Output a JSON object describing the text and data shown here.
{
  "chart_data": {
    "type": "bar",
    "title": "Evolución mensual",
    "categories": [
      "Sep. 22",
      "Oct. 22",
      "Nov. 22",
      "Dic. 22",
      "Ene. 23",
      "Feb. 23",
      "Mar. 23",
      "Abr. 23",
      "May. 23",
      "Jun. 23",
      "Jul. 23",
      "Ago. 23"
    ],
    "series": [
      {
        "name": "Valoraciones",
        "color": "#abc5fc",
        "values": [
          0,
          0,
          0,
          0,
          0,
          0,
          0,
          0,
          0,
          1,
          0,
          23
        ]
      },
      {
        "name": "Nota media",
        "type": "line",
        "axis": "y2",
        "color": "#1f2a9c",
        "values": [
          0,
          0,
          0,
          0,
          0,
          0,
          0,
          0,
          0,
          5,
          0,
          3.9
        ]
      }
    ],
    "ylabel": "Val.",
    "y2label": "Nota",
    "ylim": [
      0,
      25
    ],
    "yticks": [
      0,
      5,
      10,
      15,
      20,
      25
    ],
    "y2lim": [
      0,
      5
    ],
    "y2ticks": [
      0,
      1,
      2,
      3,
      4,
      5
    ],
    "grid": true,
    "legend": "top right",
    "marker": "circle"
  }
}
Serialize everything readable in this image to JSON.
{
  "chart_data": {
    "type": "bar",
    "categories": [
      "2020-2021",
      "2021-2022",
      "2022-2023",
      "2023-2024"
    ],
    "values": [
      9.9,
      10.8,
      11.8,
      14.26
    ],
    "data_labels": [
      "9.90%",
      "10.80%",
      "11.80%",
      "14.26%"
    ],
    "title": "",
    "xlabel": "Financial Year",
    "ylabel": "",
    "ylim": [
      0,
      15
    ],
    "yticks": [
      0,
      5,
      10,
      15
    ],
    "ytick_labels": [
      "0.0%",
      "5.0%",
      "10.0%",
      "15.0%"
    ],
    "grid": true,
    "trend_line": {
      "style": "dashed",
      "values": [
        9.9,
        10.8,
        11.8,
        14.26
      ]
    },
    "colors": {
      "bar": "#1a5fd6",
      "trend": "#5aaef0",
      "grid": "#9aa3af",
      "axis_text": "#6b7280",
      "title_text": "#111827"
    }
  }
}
++++++++
Using the data above, repeat every line exactly.

### [Written solution]
Output a JSON object describing the text and data shown here.
{
  "chart_data": {
    "type": "bar",
    "title": "Evolución mensual",
    "categories": [
      "Sep. 22",
      "Oct. 22",
      "Nov. 22",
      "Dic. 22",
      "Ene. 23",
      "Feb. 23",
      "Mar. 23",
      "Abr. 23",
      "May. 23",
      "Jun. 23",
      "Jul. 23",
      "Ago. 23"
    ],
    "series": [
      {
        "name": "Valoraciones",
        "color": "#abc5fc",
        "values": [
          0,
          0,
          0,
          0,
          0,
          0,
          0,
          0,
          0,
          1,
          0,
          23
        ]
      },
      {
        "name": "Nota media",
        "type": "line",
        "axis": "y2",
        "color": "#1f2a9c",
        "values": [
          0,
          0,
          0,
          0,
          0,
          0,
          0,
          0,
          0,
          5,
          0,
          3.9
        ]
      }
    ],
    "ylabel": "Val.",
    "y2label": "Nota",
    "ylim": [
      0,
      25
    ],
    "yticks": [
      0,
      5,
      10,
      15,
      20,
      25
    ],
    "y2lim": [
      0,
      5
    ],
    "y2ticks": [
      0,
      1,
      2,
      3,
      4,
      5
    ],
    "grid": true,
    "legend": "top right",
    "marker": "circle"
  }
}
Serialize everything readable in this image to JSON.
{
  "chart_data": {
    "type": "bar",
    "categories": [
      "2020-2021",
      "2021-2022",
      "2022-2023",
      "2023-2024"
    ],
    "values": [
      9.9,
      10.8,
      11.8,
      14.26
    ],
    "data_labels": [
      "9.90%",
      "10.80%",
      "11.80%",
      "14.26%"
    ],
    "title": "",
    "xlabel": "Financial Year",
    "ylabel": "",
    "ylim": [
      0,
      15
    ],
    "yticks": [
      0,
      5,
      10,
      15
    ],
    "ytick_labels": [
      "0.0%",
      "5.0%",
      "10.0%",
      "15.0%"
    ],
    "grid": true,
    "trend_line": {
      "style": "dashed",
      "values": [
        9.9,
        10.8,
        11.8,
        14.26
      ]
    },
    "colors": {
      "bar": "#1a5fd6",
      "trend": "#5aaef0",
      "grid": "#9aa3af",
      "axis_text": "#6b7280",
      "title_text": "#111827"
    }
  }
}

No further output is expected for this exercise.